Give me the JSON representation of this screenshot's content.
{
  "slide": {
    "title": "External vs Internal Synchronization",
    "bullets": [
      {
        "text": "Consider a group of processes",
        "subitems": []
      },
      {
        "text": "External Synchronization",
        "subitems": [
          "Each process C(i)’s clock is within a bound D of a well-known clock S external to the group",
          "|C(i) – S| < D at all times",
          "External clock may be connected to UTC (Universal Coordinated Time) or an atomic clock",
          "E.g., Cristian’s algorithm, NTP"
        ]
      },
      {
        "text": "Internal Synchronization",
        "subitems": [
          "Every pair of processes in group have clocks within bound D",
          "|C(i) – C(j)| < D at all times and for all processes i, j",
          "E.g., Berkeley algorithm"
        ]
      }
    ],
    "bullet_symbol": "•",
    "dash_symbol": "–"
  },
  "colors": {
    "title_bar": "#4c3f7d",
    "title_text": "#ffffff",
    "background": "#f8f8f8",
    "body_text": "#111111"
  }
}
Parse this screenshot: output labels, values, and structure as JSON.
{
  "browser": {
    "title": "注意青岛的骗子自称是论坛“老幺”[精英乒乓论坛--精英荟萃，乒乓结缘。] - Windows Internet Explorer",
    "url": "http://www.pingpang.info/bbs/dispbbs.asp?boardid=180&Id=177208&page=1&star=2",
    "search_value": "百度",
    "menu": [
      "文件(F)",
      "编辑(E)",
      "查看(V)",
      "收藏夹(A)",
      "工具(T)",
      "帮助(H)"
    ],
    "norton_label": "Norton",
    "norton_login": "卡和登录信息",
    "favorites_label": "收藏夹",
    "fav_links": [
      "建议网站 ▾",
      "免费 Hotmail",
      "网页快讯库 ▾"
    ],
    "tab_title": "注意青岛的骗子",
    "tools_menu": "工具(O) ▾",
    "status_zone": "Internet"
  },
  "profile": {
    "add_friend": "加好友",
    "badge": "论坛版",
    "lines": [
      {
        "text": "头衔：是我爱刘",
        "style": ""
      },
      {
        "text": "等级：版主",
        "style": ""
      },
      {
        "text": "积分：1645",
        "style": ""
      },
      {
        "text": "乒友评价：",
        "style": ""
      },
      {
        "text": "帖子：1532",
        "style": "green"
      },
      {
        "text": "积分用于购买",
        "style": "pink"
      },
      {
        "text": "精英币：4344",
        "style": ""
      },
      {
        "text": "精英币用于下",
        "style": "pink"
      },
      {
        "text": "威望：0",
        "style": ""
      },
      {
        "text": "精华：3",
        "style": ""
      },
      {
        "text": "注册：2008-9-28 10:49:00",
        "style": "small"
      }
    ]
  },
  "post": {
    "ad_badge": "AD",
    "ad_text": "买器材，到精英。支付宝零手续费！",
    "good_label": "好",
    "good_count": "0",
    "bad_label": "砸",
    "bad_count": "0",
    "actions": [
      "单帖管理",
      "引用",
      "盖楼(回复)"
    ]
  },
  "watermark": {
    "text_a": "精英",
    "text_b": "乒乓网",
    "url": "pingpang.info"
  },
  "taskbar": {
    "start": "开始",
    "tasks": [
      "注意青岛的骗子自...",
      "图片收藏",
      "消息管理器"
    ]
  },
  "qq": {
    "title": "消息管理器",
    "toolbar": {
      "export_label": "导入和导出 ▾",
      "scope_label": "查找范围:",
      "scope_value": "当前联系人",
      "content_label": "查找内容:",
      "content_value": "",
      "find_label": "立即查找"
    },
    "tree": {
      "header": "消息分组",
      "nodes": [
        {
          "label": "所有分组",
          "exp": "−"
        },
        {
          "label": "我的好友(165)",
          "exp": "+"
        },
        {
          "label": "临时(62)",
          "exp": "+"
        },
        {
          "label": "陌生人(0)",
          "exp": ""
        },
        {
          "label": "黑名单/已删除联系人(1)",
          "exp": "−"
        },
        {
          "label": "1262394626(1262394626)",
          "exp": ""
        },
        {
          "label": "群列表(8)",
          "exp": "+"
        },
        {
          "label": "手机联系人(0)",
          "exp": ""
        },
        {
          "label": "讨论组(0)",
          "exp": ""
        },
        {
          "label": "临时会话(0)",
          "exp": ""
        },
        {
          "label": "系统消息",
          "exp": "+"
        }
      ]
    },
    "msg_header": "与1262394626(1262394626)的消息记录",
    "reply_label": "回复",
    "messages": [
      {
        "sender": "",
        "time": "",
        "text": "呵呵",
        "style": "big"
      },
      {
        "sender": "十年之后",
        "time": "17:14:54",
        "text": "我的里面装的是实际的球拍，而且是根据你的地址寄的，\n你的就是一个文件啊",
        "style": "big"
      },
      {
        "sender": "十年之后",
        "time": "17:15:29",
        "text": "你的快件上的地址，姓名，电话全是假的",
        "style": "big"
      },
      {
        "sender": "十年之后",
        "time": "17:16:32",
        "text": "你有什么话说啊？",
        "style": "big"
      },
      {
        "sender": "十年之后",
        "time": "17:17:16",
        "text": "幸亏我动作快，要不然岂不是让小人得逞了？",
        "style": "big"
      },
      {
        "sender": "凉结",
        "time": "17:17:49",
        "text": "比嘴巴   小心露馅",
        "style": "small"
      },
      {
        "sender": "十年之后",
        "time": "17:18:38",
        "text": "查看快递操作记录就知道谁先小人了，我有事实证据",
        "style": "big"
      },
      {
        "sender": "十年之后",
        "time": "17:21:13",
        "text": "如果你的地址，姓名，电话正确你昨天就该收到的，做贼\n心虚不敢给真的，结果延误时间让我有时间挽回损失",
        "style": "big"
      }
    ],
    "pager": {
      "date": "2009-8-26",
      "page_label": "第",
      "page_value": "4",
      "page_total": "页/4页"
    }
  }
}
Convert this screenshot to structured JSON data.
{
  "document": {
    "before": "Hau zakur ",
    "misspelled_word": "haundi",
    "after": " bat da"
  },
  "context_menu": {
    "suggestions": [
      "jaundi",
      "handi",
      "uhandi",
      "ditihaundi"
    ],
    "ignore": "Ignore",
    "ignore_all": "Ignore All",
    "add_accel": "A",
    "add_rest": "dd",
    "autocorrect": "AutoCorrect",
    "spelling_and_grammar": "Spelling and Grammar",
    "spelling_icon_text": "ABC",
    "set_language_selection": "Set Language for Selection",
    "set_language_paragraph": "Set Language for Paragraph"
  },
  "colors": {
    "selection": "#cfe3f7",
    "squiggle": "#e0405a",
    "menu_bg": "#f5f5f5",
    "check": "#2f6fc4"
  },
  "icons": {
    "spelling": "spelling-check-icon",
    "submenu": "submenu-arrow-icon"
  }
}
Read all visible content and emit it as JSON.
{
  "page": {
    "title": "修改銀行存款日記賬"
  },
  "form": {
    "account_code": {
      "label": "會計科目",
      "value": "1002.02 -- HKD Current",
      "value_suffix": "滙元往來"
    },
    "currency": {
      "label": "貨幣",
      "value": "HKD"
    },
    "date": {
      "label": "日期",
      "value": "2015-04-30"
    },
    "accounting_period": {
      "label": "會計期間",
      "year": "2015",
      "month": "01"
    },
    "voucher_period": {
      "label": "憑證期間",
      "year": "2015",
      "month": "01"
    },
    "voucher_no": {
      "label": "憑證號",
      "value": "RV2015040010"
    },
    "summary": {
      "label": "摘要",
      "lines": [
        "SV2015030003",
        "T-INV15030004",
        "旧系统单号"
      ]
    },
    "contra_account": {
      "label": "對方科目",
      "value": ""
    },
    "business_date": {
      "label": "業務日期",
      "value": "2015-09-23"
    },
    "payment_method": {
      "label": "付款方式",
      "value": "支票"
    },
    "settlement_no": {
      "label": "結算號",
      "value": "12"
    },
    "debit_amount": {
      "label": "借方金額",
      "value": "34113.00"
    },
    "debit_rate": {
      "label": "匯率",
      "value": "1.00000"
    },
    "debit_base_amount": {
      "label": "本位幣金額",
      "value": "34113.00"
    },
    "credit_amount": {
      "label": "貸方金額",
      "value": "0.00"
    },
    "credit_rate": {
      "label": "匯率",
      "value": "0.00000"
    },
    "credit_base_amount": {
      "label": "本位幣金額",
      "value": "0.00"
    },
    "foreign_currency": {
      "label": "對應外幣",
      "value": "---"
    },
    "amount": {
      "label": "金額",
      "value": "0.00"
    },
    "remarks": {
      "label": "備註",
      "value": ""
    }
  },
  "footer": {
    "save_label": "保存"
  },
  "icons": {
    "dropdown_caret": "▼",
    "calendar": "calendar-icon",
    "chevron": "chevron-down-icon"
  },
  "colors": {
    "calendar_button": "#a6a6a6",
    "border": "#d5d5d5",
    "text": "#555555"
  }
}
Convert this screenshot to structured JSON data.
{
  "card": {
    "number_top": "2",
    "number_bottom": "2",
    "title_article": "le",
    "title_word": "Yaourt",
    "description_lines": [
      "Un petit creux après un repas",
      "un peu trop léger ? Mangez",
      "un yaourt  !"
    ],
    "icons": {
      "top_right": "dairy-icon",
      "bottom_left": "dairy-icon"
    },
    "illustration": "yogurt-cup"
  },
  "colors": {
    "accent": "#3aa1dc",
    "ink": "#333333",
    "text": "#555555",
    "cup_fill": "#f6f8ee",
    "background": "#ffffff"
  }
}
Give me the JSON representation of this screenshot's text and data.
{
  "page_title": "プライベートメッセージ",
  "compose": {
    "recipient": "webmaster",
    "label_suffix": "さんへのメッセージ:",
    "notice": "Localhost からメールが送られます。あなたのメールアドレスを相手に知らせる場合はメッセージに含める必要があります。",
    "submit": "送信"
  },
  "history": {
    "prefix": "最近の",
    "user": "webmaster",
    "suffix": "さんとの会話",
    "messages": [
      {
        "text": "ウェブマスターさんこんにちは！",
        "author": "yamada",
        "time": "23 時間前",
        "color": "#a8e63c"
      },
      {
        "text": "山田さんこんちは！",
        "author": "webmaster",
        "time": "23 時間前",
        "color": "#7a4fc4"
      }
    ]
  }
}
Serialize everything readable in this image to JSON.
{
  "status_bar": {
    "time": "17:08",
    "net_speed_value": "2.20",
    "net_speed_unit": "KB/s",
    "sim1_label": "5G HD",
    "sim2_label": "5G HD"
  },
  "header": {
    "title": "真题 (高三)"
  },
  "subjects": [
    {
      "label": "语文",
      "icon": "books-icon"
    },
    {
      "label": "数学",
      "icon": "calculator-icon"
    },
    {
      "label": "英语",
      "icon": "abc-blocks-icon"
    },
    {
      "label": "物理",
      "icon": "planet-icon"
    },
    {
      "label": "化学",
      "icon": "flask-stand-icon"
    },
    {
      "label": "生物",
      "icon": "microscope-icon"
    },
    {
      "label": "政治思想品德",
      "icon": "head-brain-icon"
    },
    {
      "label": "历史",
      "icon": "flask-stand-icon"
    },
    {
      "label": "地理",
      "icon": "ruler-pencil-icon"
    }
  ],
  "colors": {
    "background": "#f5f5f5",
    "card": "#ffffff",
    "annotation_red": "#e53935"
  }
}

Task prompt: Look through the entries above for the word "this". Copy every line where it shows up.

Complete answer:
Give me the JSON representation of this screenshot's content.
Parse this screenshot: output labels, values, and structure as JSON.
Convert this screenshot to structured JSON data.
Convert this screenshot to structured JSON data.
Give me the JSON representation of this screenshot's text and data.
Serialize everything readable in this image to JSON.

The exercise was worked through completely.